— start of Given data —

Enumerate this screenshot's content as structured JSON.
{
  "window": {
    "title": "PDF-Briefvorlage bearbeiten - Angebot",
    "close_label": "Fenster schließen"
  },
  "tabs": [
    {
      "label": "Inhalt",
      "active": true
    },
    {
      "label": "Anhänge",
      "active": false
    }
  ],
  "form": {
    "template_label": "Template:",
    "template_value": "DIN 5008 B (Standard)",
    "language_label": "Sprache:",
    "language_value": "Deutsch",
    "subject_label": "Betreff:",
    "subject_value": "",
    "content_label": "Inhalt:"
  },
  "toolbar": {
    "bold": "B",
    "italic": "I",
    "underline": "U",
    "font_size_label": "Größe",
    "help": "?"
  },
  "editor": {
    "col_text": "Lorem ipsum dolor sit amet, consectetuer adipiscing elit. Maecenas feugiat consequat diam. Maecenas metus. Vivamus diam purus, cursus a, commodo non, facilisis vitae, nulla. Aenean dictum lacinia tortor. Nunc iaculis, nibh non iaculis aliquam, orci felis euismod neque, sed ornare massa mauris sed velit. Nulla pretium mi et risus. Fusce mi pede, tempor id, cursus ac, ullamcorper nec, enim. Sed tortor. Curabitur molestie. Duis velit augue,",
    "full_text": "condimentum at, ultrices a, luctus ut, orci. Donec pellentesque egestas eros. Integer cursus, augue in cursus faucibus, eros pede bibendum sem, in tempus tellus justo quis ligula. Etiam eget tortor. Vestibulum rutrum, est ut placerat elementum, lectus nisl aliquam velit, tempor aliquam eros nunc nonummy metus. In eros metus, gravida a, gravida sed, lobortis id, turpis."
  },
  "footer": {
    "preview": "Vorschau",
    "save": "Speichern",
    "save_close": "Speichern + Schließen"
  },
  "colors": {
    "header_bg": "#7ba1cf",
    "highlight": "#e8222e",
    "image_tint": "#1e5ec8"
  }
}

— end of Given data —

The exercise. Say how many lines in the entries contain the string "pede", and say nothing else.

Solution below. 2